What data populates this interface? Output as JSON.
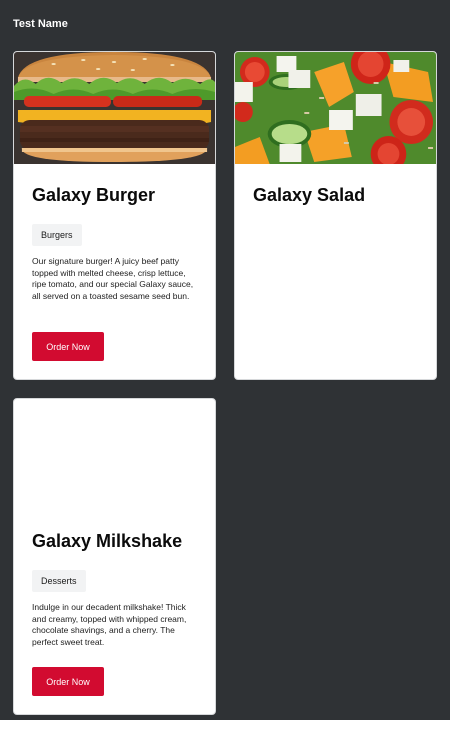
{
  "page": {
    "title": "Test Name"
  },
  "colors": {
    "background": "#2f3235",
    "card": "#ffffff",
    "accent": "#d20b30",
    "badge": "#f2f3f4"
  },
  "cards": [
    {
      "title": "Galaxy Burger",
      "category": "Burgers",
      "description": "Our signature burger! A juicy beef patty topped with melted cheese, crisp lettuce, ripe tomato, and our special Galaxy sauce, all served on a toasted sesame seed bun.",
      "button_label": "Order Now",
      "image": "burger-photo"
    },
    {
      "title": "Galaxy Salad",
      "image": "salad-photo"
    },
    {
      "title": "Galaxy Milkshake",
      "category": "Desserts",
      "description": "Indulge in our decadent milkshake! Thick and creamy, topped with whipped cream, chocolate shavings, and a cherry. The perfect sweet treat.",
      "button_label": "Order Now"
    }
  ]
}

▬▬▬

#### [Prompt]
Your task is to reproduce all of the material exactly. The pictures stay out.

#### [Solution to the problem]
What data populates this interface? Output as JSON.
{
  "page": {
    "title": "Test Name"
  },
  "colors": {
    "background": "#2f3235",
    "card": "#ffffff",
    "accent": "#d20b30",
    "badge": "#f2f3f4"
  },
  "cards": [
    {
      "title": "Galaxy Burger",
      "category": "Burgers",
      "description": "Our signature burger! A juicy beef patty topped with melted cheese, crisp lettuce, ripe tomato, and our special Galaxy sauce, all served on a toasted sesame seed bun.",
      "button_label": "Order Now",
      "image": "burger-photo"
    },
    {
      "title": "Galaxy Salad",
      "image": "salad-photo"
    },
    {
      "title": "Galaxy Milkshake",
      "category": "Desserts",
      "description": "Indulge in our decadent milkshake! Thick and creamy, topped with whipped cream, chocolate shavings, and a cherry. The perfect sweet treat.",
      "button_label": "Order Now"
    }
  ]
}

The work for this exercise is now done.